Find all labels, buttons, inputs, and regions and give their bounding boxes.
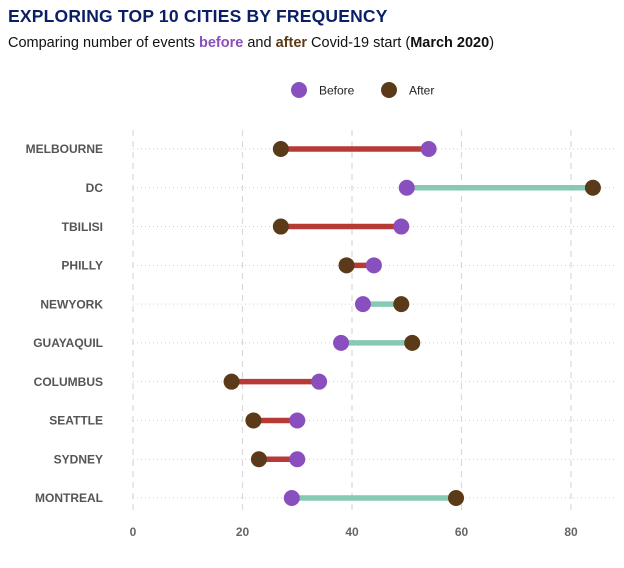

───

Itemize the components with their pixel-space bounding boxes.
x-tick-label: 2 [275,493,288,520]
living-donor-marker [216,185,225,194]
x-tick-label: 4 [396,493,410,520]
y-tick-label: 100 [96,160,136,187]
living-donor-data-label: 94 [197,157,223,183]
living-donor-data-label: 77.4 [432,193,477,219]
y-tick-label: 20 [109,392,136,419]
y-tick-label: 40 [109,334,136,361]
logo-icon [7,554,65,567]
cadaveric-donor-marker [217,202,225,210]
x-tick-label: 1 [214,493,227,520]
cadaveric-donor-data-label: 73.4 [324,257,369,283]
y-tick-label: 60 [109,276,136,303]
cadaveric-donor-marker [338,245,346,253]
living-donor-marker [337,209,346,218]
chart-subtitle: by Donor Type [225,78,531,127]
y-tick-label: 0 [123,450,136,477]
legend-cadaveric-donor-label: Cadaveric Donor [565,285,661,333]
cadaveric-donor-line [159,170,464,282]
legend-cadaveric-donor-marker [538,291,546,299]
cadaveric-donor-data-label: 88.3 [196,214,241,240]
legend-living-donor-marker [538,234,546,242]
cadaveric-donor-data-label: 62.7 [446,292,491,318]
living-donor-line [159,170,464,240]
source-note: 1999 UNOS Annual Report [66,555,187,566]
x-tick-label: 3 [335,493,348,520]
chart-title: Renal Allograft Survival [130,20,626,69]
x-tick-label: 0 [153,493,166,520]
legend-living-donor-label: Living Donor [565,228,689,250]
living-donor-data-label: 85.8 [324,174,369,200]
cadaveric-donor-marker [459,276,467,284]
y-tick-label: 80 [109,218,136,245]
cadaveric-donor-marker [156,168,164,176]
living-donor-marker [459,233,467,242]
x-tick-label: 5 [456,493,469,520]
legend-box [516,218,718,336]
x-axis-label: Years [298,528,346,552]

───

QUÉ DEBES HACER — Devuelve sin cambios las líneas del material comprendidas entre la que contiene "Itemize the components" y la que contiene "y-tick-label: 40 [109,334,136,361]", ambas incluidas. Empieza en la primera y detente tras la segunda.

RESPUESTA DEL EJERCICIO —
Itemize the components with their pixel-space bounding boxes.
x-tick-label: 2 [275,493,288,520]
living-donor-marker [216,185,225,194]
x-tick-label: 4 [396,493,410,520]
y-tick-label: 100 [96,160,136,187]
living-donor-data-label: 94 [197,157,223,183]
living-donor-data-label: 77.4 [432,193,477,219]
y-tick-label: 20 [109,392,136,419]
y-tick-label: 40 [109,334,136,361]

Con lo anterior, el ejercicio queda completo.